Stored entries ::
******************************

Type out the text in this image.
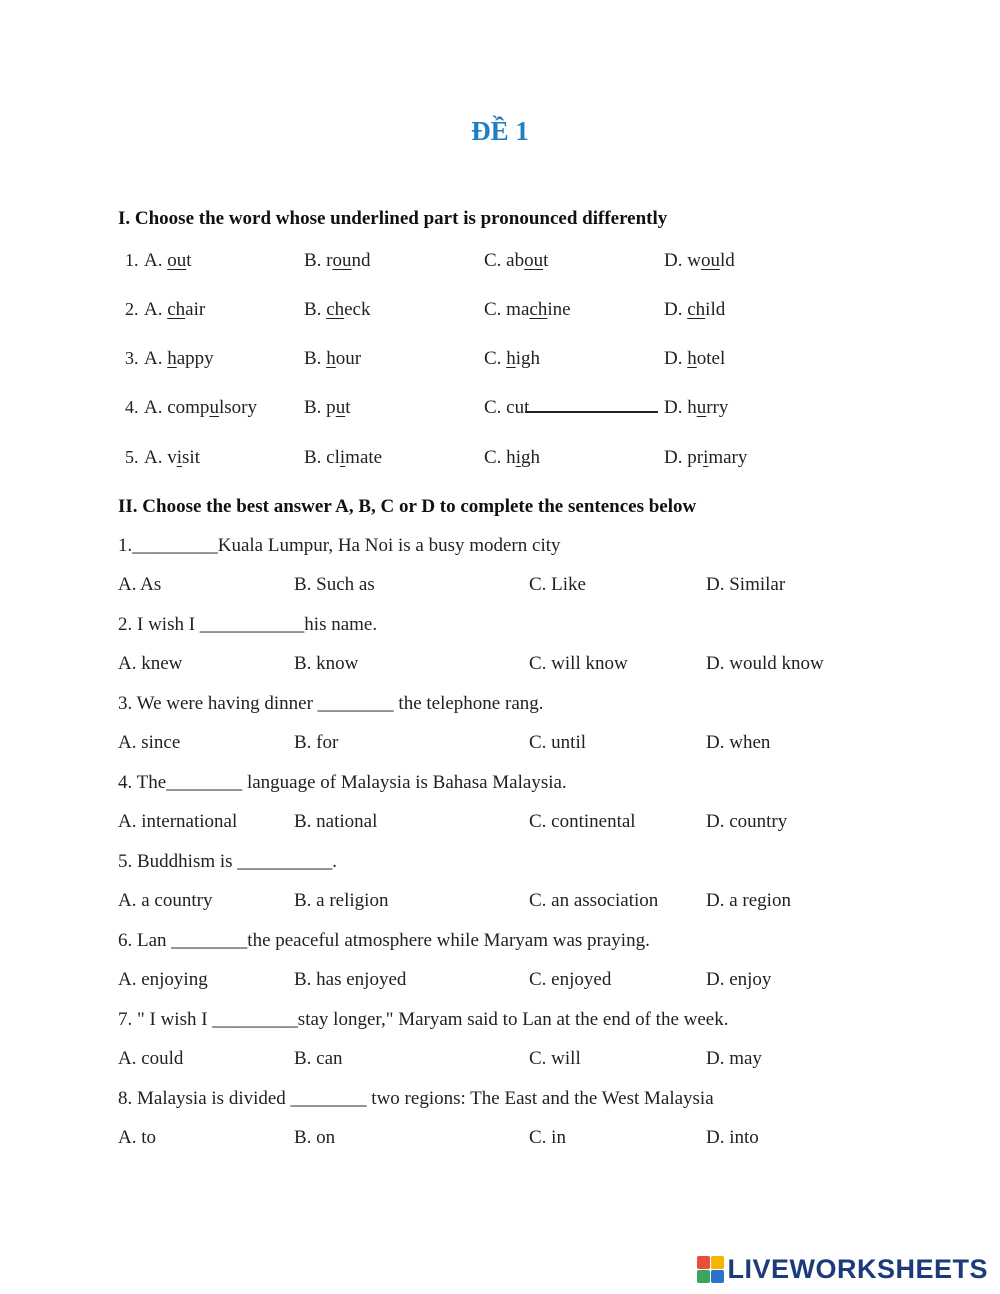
ĐỀ 1
I. Choose the word whose underlined part is pronounced differently
1. A. out	B. round	C. about	D. would
2. A. chair	B. check	C. machine	D. child
3. A. happy	B. hour	C. high	D. hotel
4. A. compulsory B. put	C. cut	D. hurry
5. A. visit	B. climate	C. high	D. primary
II. Choose the best answer A, B, C or D to complete the sentences below
1._________Kuala Lumpur, Ha Noi is a busy modern city
A. As	B. Such as	C. Like	D. Similar
2. I wish I ___________his name.
A. knew	B. know	C. will know	D. would know
3. We were having dinner ________ the telephone rang.
A. since	B. for	C. until	D. when
4. The________ language of Malaysia is Bahasa Malaysia.
A. international	B. national	C. continental	D. country
5. Buddhism is __________.
A. a country	B. a religion	C. an association	D. a region
6. Lan ________the peaceful atmosphere while Maryam was praying.
A. enjoying	B. has enjoyed	C. enjoyed	D. enjoy
7. " I wish I _________stay longer," Maryam said to Lan at the end of the week.
A. could	B. can	C. will	D. may
8. Malaysia is divided ________ two regions: The East and the West Malaysia
A. to	B. on	C. in	D. into
LIVEWORKSHEETS
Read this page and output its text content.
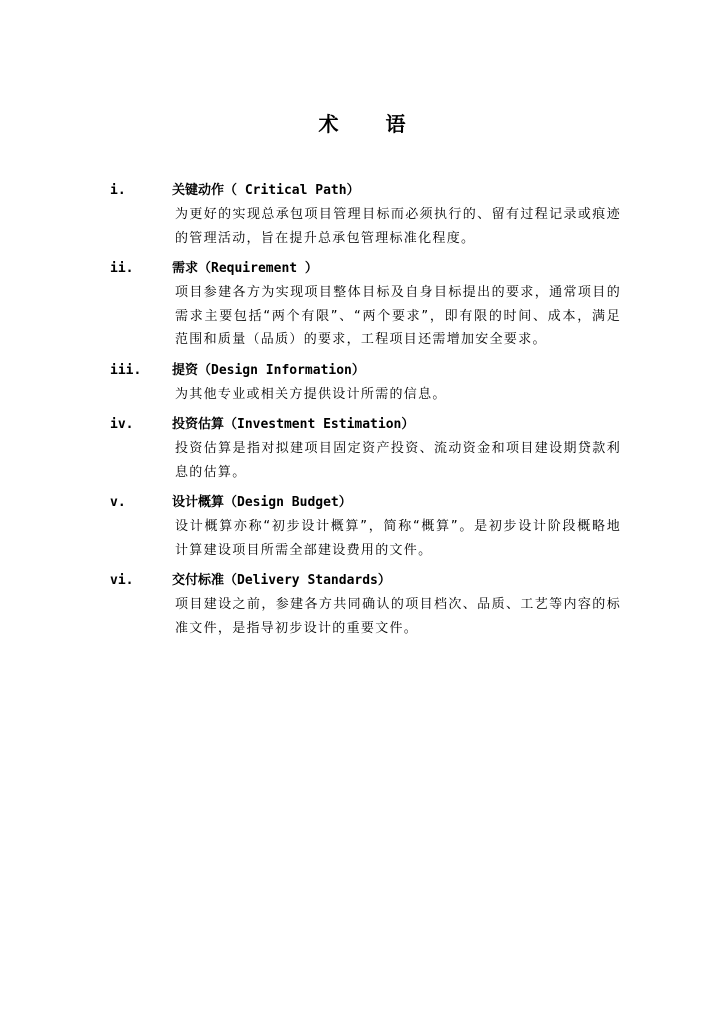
术 语
i.	关键动作（ Critical Path）
为更好的实现总承包项目管理目标而必须执行的、留有过程记录或痕迹的管理活动，旨在提升总承包管理标准化程度。
ii.	需求（Requirement ）
项目参建各方为实现项目整体目标及自身目标提出的要求，通常项目的需求主要包括“两个有限”、“两个要求”，即有限的时间、成本，满足范围和质量（品质）的要求，工程项目还需增加安全要求。
iii.	提资（Design Information）
为其他专业或相关方提供设计所需的信息。
iv.	投资估算（Investment Estimation）
投资估算是指对拟建项目固定资产投资、流动资金和项目建设期贷款利息的估算。
v.	设计概算（Design Budget）
设计概算亦称“初步设计概算”，简称“概算”。是初步设计阶段概略地计算建设项目所需全部建设费用的文件。
vi.	交付标准（Delivery Standards）
项目建设之前，参建各方共同确认的项目档次、品质、工艺等内容的标准文件，是指导初步设计的重要文件。
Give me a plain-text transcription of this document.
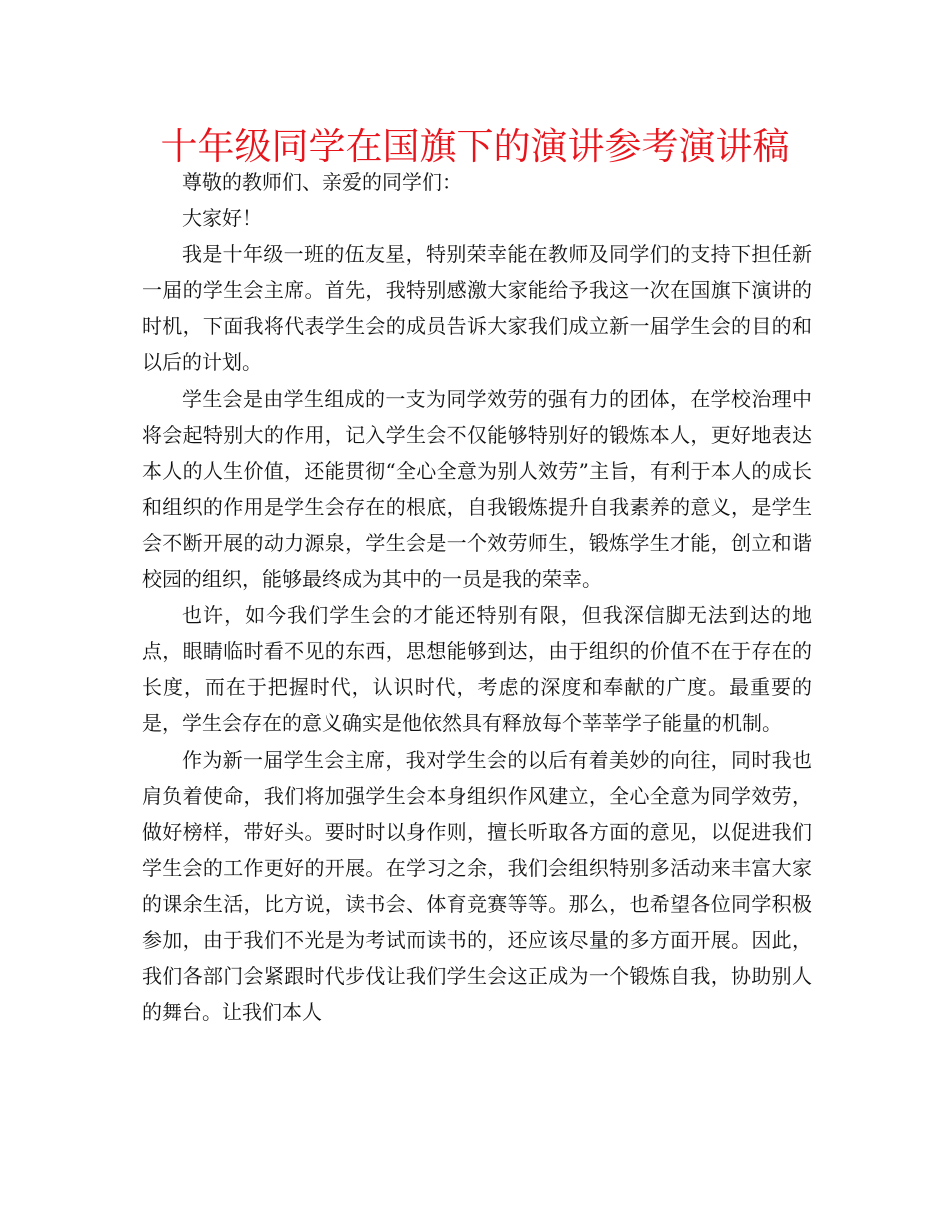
十年级同学在国旗下的演讲参考演讲稿

尊敬的教师们、亲爱的同学们：

大家好！

我是十年级一班的伍友星，特别荣幸能在教师及同学们的支持下担任新一届的学生会主席。首先，我特别感激大家能给予我这一次在国旗下演讲的时机，下面我将代表学生会的成员告诉大家我们成立新一届学生会的目的和以后的计划。

学生会是由学生组成的一支为同学效劳的强有力的团体，在学校治理中将会起特别大的作用，记入学生会不仅能够特别好的锻炼本人，更好地表达本人的人生价值，还能贯彻“全心全意为别人效劳”主旨，有利于本人的成长和组织的作用是学生会存在的根底，自我锻炼提升自我素养的意义，是学生会不断开展的动力源泉，学生会是一个效劳师生，锻炼学生才能，创立和谐校园的组织，能够最终成为其中的一员是我的荣幸。

也许，如今我们学生会的才能还特别有限，但我深信脚无法到达的地点，眼睛临时看不见的东西，思想能够到达，由于组织的价值不在于存在的长度，而在于把握时代，认识时代，考虑的深度和奉献的广度。最重要的是，学生会存在的意义确实是他依然具有释放每个莘莘学子能量的机制。

作为新一届学生会主席，我对学生会的以后有着美妙的向往，同时我也肩负着使命，我们将加强学生会本身组织作风建立，全心全意为同学效劳，做好榜样，带好头。要时时以身作则，擅长听取各方面的意见，以促进我们学生会的工作更好的开展。在学习之余，我们会组织特别多活动来丰富大家的课余生活，比方说，读书会、体育竞赛等等。那么，也希望各位同学积极参加，由于我们不光是为考试而读书的，还应该尽量的多方面开展。因此，我们各部门会紧跟时代步伐让我们学生会这正成为一个锻炼自我，协助别人的舞台。让我们本人
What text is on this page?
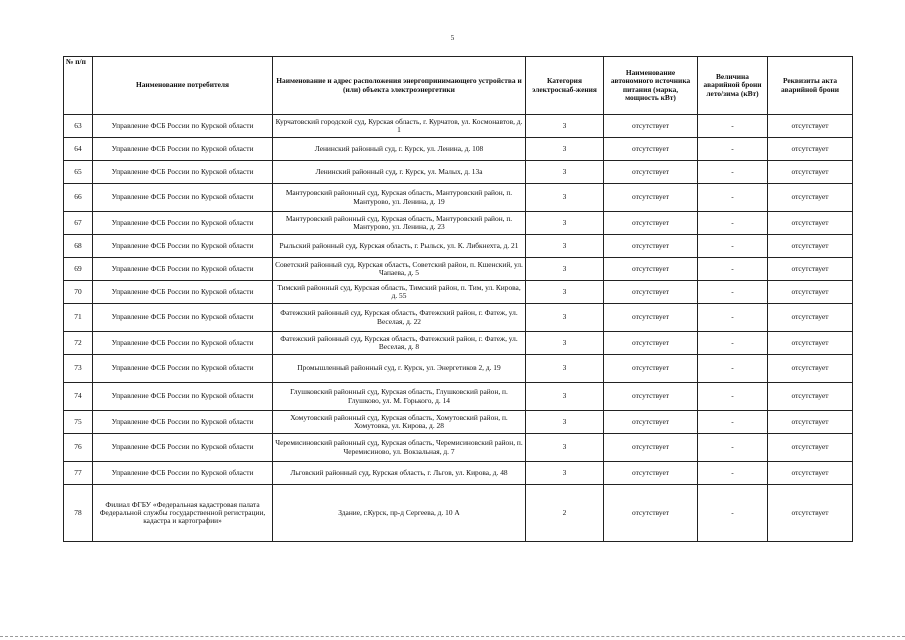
5
№ п/п	Наименование потребителя	Наименование и адрес расположения энергопринимающего устройства и (или) объекта электроэнергетики	Категория электроснаб-жения	Наименование автономного источника питания (марка, мощность кВт)	Величина аварийной брони лето/зима (кВт)	Реквизиты акта аварийной брони
63	Управление ФСБ России по Курской области	Курчатовский городской суд, Курская область, г. Курчатов, ул. Космонавтов, д. 1	3	отсутствует	-	отсутствует
64	Управление ФСБ России по Курской области	Ленинский районный суд, г. Курск, ул. Ленина, д. 108	3	отсутствует	-	отсутствует
65	Управление ФСБ России по Курской области	Ленинский районный суд, г. Курск, ул. Малых, д. 13а	3	отсутствует	-	отсутствует
66	Управление ФСБ России по Курской области	Мантуровский районный суд, Курская область, Мантуровский район, п. Мантурово, ул. Ленина, д. 19	3	отсутствует	-	отсутствует
67	Управление ФСБ России по Курской области	Мантуровский районный суд, Курская область, Мантуровский район, п. Мантурово, ул. Ленина, д. 23	3	отсутствует	-	отсутствует
68	Управление ФСБ России по Курской области	Рыльский районный суд, Курская область, г. Рыльск, ул. К. Либкнехта, д. 21	3	отсутствует	-	отсутствует
69	Управление ФСБ России по Курской области	Советский районный суд, Курская область, Советский район, п. Кшенский, ул. Чапаева, д. 5	3	отсутствует	-	отсутствует
70	Управление ФСБ России по Курской области	Тимский районный суд, Курская область, Тимский район, п. Тим, ул. Кирова, д. 55	3	отсутствует	-	отсутствует
71	Управление ФСБ России по Курской области	Фатежский районный суд, Курская область, Фатежский район, г. Фатеж, ул. Веселая, д. 22	3	отсутствует	-	отсутствует
72	Управление ФСБ России по Курской области	Фатежский районный суд, Курская область, Фатежский район, г. Фатеж, ул. Веселая, д. 8	3	отсутствует	-	отсутствует
73	Управление ФСБ России по Курской области	Промышленный районный суд, г. Курск, ул. Энергетиков 2, д. 19	3	отсутствует	-	отсутствует
74	Управление ФСБ России по Курской области	Глушковский районный суд, Курская область, Глушковский район, п. Глушково, ул. М. Горького, д. 14	3	отсутствует	-	отсутствует
75	Управление ФСБ России по Курской области	Хомутовский районный суд, Курская область, Хомутовский район, п. Хомутовка, ул. Кирова, д. 28	3	отсутствует	-	отсутствует
76	Управление ФСБ России по Курской области	Черемисиновский районный суд, Курская область, Черемисиновский район, п. Черемисиново, ул. Вокзальная, д. 7	3	отсутствует	-	отсутствует
77	Управление ФСБ России по Курской области	Льговский районный суд, Курская область, г. Льгов, ул. Кирова, д. 48	3	отсутствует	-	отсутствует
78	Филиал ФГБУ «Федеральная кадастровая палата Федеральной службы государственной регистрации, кадастра и картографии»	Здание, г.Курск, пр-д Сергеева, д. 10 А	2	отсутствует	-	отсутствует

******************************

SET TASK ::
Tally the lines in the entries above that hold the word "Ленинский". Reply with nothing but that count.

TASK OUTPUT ::
2